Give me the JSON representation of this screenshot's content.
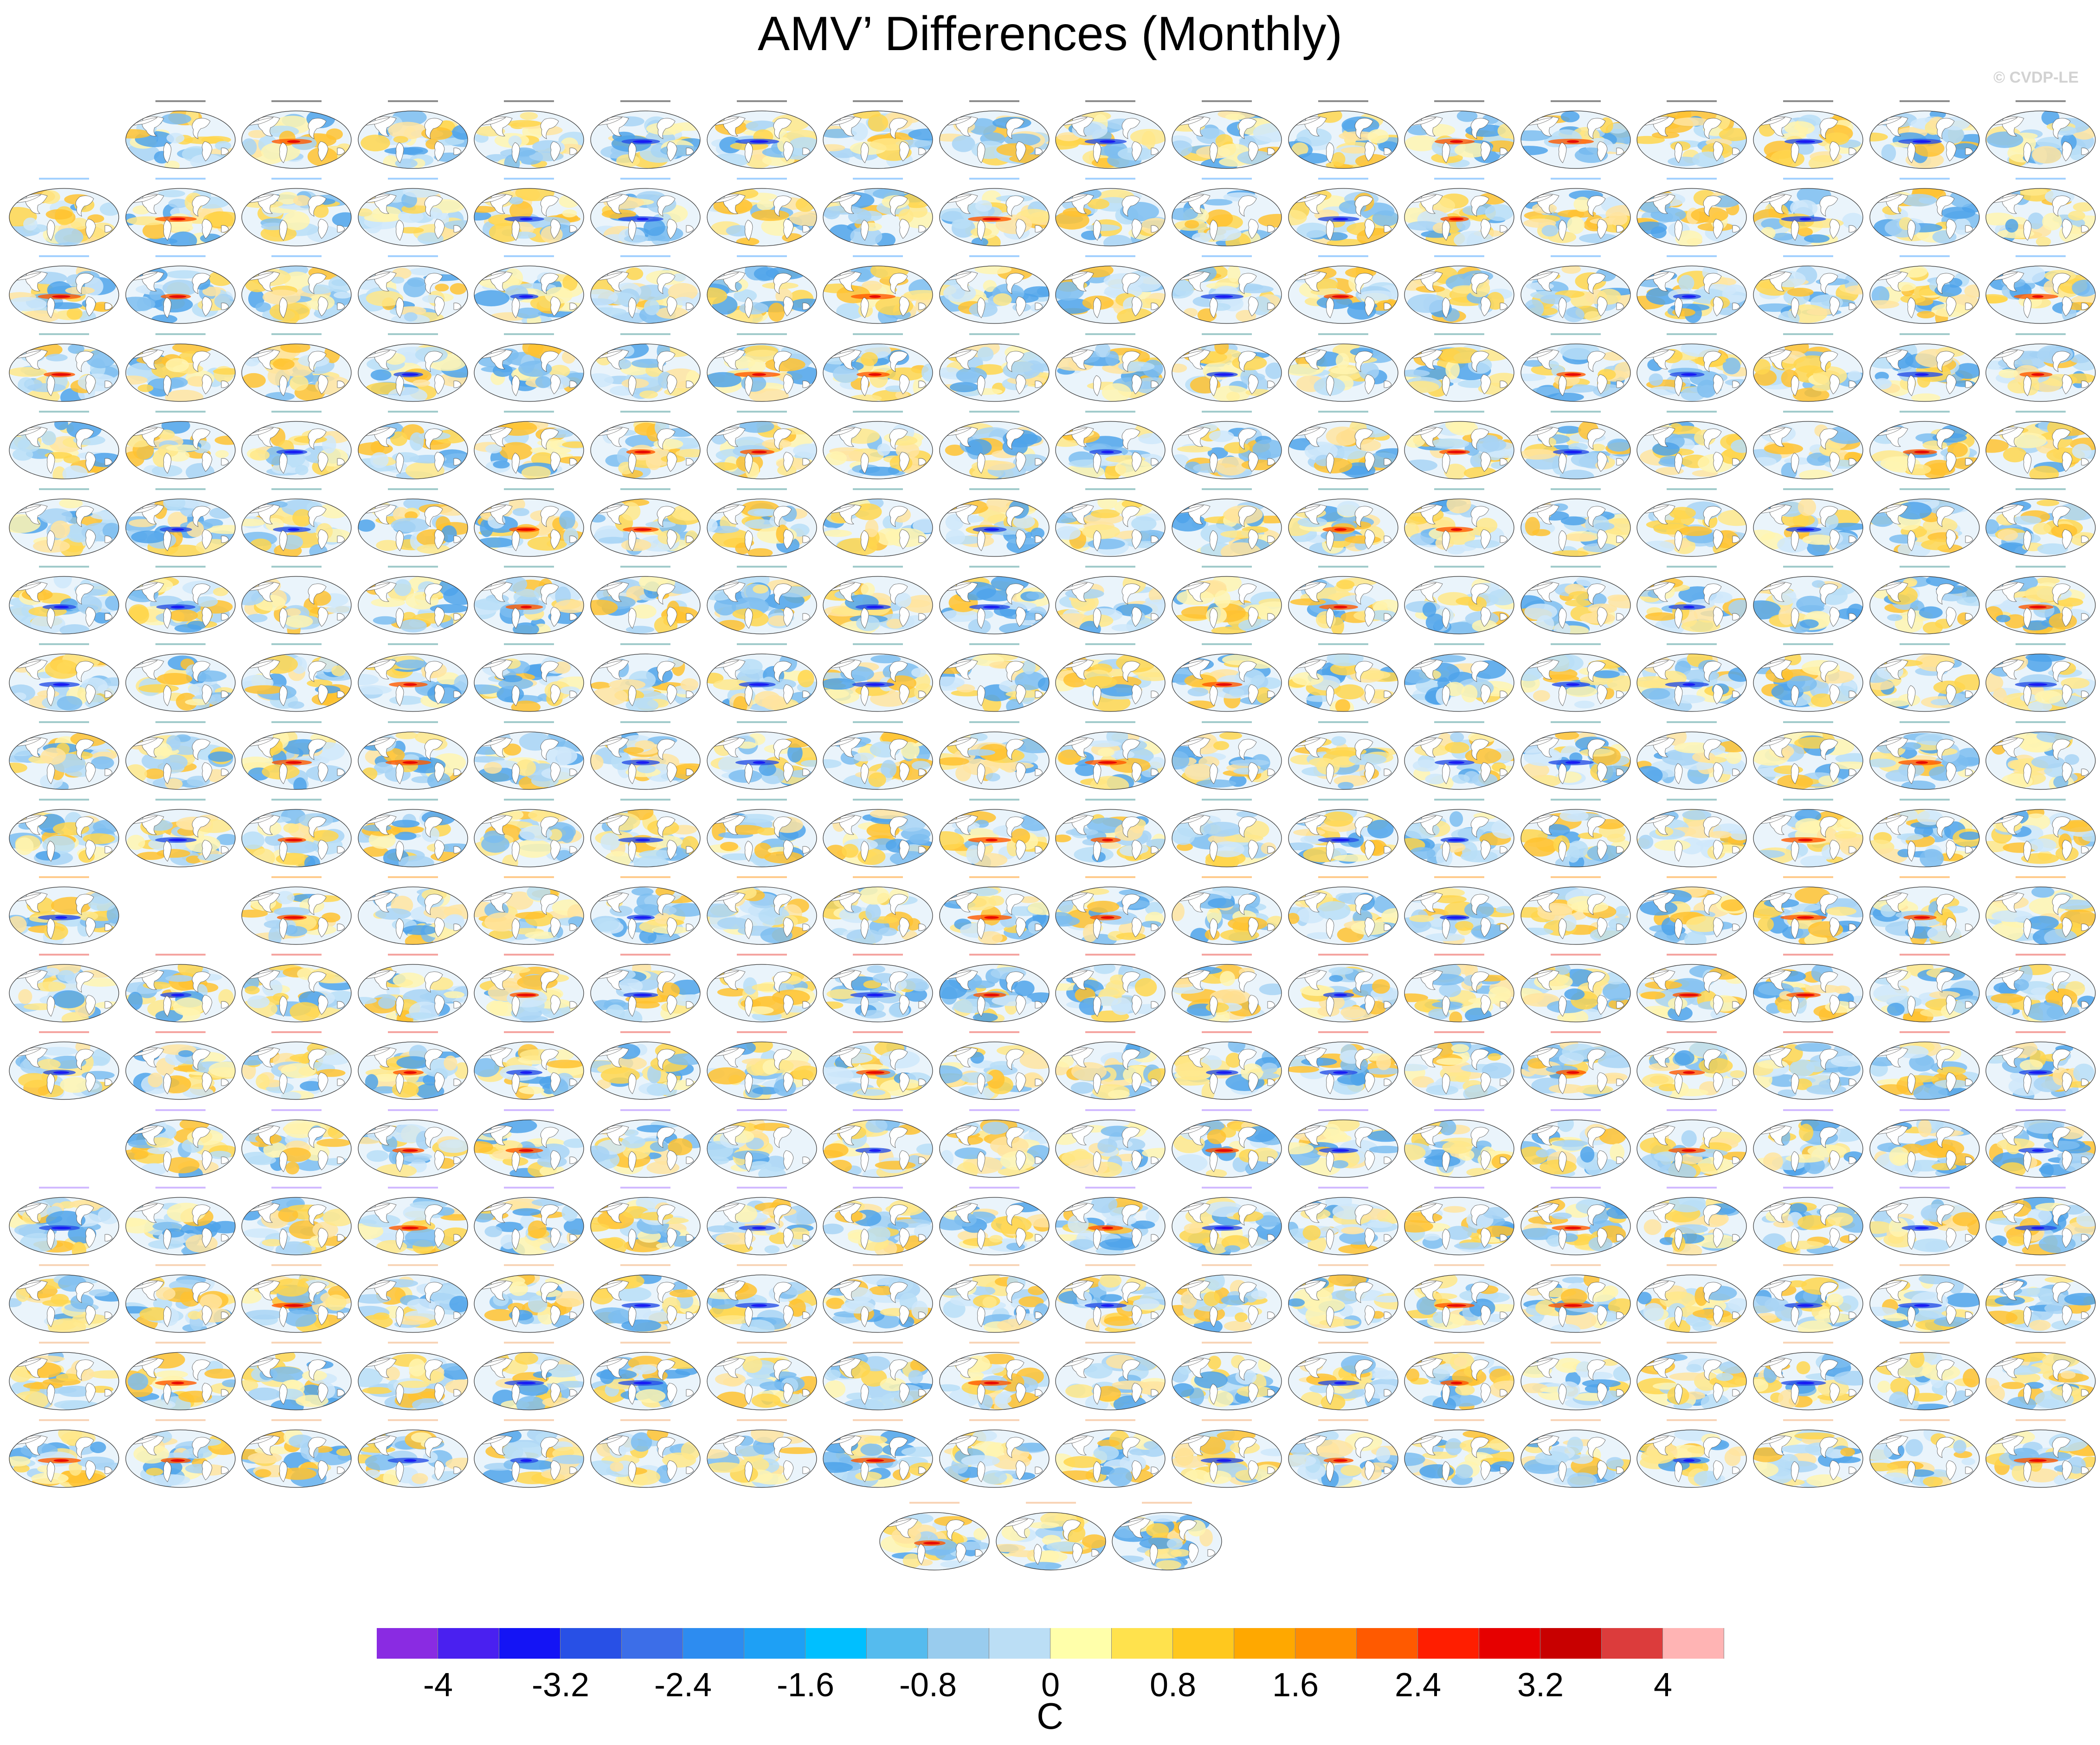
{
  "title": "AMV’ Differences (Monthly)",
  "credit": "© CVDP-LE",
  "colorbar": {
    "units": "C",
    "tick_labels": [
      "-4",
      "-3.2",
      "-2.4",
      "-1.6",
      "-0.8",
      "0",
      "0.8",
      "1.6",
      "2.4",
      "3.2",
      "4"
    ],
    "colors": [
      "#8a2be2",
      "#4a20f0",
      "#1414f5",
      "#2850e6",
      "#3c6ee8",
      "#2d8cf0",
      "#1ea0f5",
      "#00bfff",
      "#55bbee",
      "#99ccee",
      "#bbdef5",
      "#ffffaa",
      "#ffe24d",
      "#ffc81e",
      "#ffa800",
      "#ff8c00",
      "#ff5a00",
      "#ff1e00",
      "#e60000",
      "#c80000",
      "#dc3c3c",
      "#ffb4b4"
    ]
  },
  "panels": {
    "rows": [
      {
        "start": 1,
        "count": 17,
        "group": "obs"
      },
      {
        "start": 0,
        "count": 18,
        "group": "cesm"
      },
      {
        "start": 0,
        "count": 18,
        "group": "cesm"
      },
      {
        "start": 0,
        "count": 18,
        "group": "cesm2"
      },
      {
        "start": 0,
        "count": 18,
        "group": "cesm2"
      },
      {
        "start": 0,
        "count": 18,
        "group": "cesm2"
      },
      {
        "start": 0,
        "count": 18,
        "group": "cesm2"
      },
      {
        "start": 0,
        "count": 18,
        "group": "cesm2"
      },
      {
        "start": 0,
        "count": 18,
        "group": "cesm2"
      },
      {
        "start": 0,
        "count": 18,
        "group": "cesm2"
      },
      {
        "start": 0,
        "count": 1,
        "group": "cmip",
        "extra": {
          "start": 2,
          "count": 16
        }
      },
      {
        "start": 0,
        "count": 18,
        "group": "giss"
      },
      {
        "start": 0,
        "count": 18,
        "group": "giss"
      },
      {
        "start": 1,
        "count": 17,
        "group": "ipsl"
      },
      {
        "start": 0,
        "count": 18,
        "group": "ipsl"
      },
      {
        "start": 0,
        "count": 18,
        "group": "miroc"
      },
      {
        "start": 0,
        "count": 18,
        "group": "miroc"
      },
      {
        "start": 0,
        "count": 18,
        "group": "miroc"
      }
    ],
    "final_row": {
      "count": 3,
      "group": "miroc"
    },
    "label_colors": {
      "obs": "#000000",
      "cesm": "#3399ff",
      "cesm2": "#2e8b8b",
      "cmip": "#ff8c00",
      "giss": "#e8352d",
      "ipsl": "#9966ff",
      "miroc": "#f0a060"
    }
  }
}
★ ★ ★ ★ ★ ★ ★
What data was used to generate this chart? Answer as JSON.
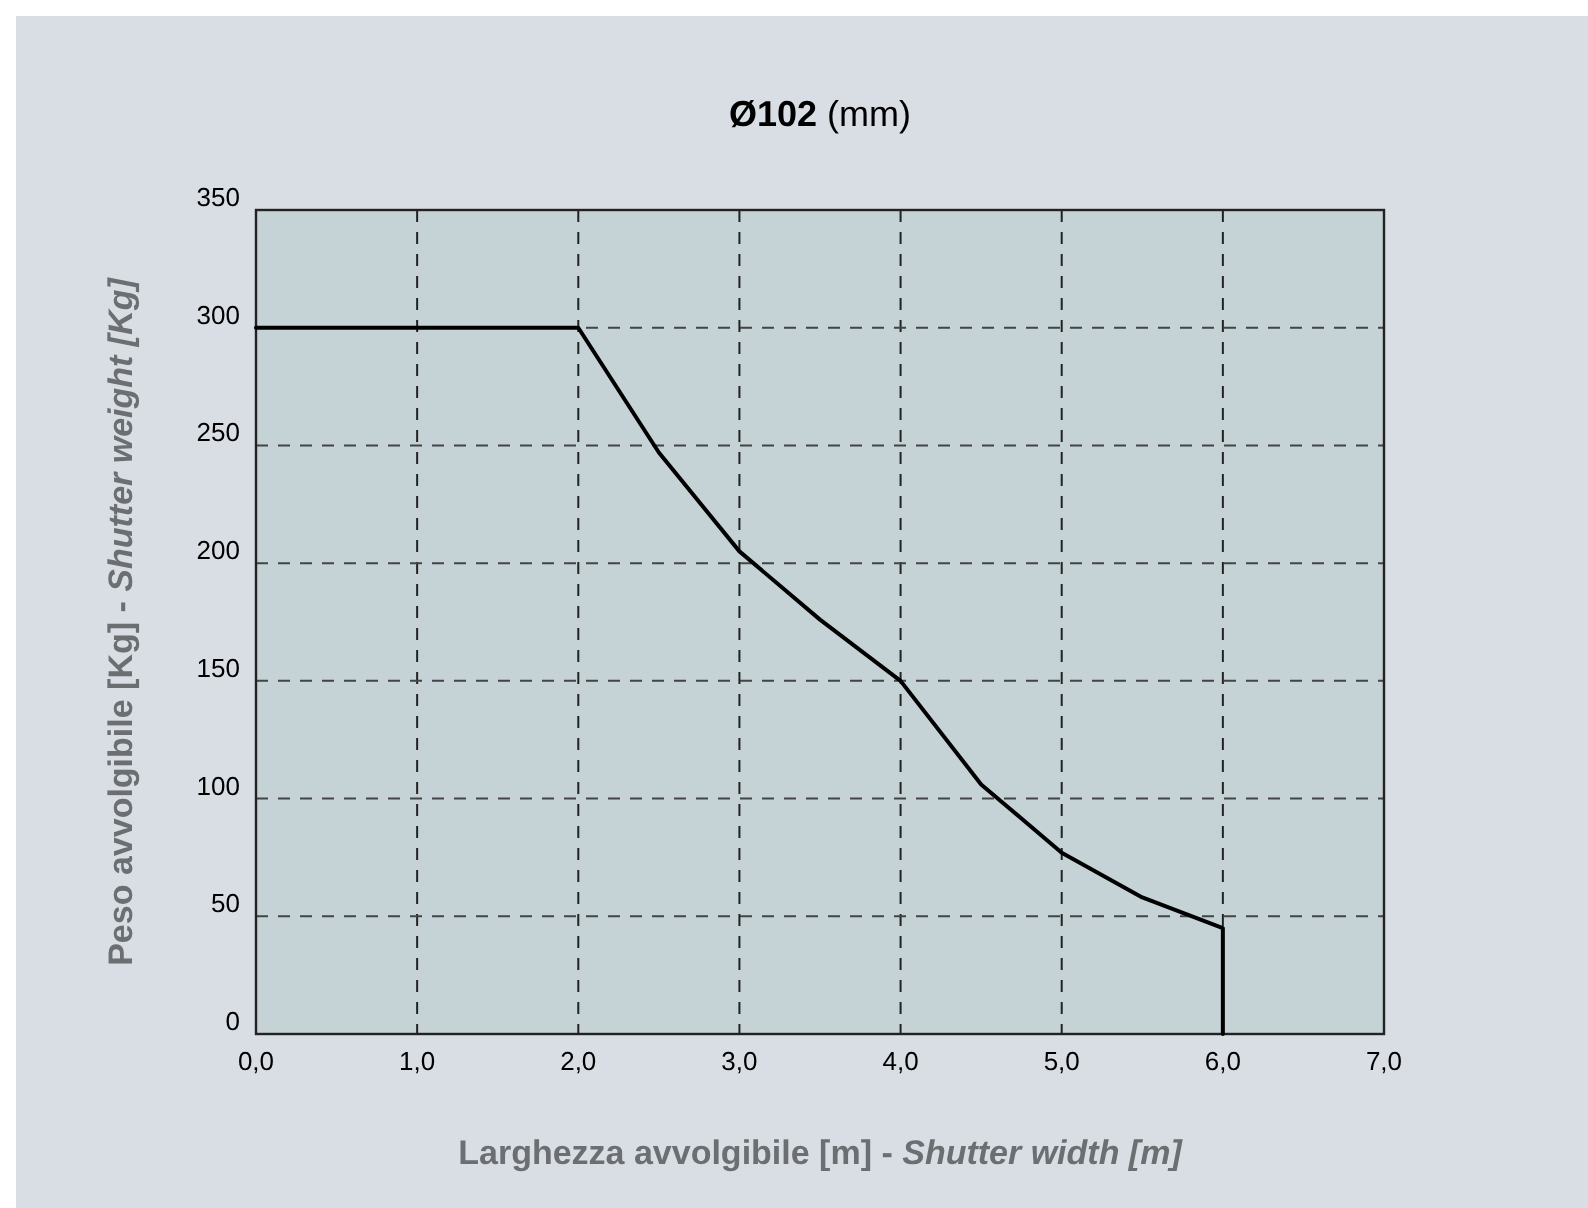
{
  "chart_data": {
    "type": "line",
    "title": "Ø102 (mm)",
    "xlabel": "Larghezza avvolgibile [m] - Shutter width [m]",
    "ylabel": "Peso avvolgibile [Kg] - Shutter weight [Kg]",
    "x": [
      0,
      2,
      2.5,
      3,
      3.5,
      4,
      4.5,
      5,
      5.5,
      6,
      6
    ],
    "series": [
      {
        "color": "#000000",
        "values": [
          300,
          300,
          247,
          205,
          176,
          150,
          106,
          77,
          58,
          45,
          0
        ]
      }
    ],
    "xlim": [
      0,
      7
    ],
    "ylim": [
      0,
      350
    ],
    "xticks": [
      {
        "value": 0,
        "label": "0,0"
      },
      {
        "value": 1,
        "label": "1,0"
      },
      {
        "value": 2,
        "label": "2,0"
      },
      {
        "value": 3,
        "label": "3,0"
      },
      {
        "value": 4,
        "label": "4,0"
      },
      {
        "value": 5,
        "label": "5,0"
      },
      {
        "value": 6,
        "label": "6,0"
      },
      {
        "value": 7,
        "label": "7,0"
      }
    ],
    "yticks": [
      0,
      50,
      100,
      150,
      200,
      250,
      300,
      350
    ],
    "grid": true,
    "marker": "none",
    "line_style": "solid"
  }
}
★ ★ ★ ★ ★ ★ ★
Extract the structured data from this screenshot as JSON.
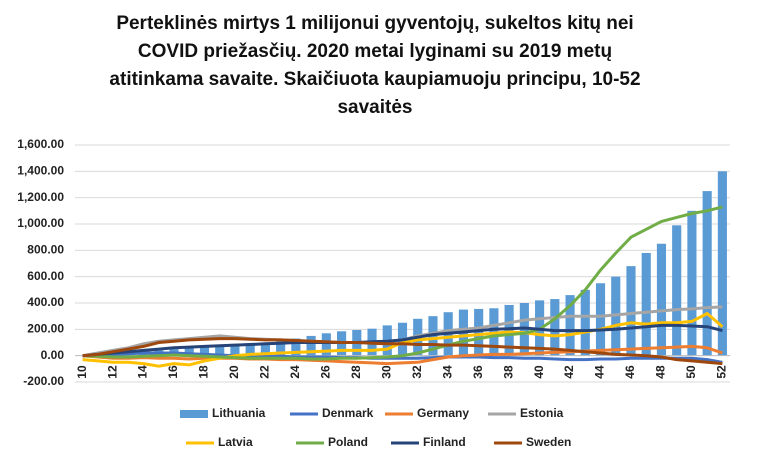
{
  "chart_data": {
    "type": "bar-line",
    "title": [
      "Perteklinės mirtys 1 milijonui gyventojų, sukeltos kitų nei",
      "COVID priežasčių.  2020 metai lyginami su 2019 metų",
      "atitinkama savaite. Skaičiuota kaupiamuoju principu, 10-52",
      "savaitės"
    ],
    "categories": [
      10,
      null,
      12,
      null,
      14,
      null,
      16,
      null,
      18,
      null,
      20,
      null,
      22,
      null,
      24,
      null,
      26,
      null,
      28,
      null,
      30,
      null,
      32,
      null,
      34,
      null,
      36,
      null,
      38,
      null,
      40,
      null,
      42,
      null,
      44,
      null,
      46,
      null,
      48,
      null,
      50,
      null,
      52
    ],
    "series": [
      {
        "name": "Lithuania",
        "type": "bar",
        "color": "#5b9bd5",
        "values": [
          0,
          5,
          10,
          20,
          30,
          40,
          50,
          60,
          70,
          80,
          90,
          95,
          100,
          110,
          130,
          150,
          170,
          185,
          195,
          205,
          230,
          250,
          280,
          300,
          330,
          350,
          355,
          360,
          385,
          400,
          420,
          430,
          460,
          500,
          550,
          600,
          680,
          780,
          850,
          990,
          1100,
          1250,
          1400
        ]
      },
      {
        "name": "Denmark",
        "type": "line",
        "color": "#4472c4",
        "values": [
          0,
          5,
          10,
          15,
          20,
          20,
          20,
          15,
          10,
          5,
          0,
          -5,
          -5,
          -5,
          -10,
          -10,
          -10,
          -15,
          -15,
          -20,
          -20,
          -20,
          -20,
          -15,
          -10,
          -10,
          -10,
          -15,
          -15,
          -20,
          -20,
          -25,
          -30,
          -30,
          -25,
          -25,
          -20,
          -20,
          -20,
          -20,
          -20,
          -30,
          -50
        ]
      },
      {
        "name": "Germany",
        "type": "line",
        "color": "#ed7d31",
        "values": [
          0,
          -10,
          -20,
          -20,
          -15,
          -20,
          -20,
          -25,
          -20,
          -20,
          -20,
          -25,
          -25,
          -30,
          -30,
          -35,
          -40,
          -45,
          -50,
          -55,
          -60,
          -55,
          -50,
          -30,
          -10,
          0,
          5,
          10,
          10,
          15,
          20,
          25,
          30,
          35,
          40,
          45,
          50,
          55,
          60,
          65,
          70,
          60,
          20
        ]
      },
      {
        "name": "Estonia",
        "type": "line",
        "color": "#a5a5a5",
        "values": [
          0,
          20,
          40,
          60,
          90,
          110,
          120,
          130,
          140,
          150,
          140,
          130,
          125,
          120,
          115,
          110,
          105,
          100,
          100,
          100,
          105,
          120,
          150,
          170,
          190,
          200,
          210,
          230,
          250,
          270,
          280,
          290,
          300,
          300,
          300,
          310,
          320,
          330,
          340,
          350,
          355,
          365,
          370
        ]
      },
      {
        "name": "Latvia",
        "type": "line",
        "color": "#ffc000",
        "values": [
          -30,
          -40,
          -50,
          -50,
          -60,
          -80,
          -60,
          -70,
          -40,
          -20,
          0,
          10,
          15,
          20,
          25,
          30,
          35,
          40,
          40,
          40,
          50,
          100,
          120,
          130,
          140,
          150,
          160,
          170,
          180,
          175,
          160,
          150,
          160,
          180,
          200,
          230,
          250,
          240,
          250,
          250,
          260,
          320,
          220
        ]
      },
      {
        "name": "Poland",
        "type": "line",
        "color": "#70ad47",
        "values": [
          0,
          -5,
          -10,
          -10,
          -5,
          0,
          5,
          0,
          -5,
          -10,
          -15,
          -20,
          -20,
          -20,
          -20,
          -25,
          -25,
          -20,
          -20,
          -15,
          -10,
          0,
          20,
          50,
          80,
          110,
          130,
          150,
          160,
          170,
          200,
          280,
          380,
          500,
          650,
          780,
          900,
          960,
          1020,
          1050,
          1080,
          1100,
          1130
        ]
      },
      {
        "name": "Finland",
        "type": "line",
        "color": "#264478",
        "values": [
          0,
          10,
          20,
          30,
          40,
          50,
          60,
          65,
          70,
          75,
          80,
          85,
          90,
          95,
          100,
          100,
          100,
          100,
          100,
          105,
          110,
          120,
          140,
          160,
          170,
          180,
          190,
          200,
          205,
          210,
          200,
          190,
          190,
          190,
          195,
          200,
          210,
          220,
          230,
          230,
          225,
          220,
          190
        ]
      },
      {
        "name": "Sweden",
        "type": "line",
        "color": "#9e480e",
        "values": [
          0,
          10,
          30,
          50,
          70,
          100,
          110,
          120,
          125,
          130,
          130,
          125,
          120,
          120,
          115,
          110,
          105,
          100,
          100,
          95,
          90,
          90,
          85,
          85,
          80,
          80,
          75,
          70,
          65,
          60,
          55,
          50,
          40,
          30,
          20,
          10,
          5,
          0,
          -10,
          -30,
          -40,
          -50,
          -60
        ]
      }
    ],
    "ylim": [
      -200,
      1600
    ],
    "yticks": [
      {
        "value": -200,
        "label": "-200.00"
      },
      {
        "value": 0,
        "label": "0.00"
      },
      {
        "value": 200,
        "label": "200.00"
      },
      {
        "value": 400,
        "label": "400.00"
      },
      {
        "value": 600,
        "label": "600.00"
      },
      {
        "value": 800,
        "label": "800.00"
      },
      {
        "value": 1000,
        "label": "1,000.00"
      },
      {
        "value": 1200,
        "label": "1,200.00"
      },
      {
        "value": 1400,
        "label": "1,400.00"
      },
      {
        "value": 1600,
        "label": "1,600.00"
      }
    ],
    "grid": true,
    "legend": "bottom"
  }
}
★ ★ ★ ★ ★ ★ ★
The problem :: Look over the listing. Pull out every line with the string "this" in it.

Result ::
Give me the JSON representation of this screenshot's content.
What data was used to generate this chart? Answer as JSON.
Extract the structured data from this screenshot as JSON.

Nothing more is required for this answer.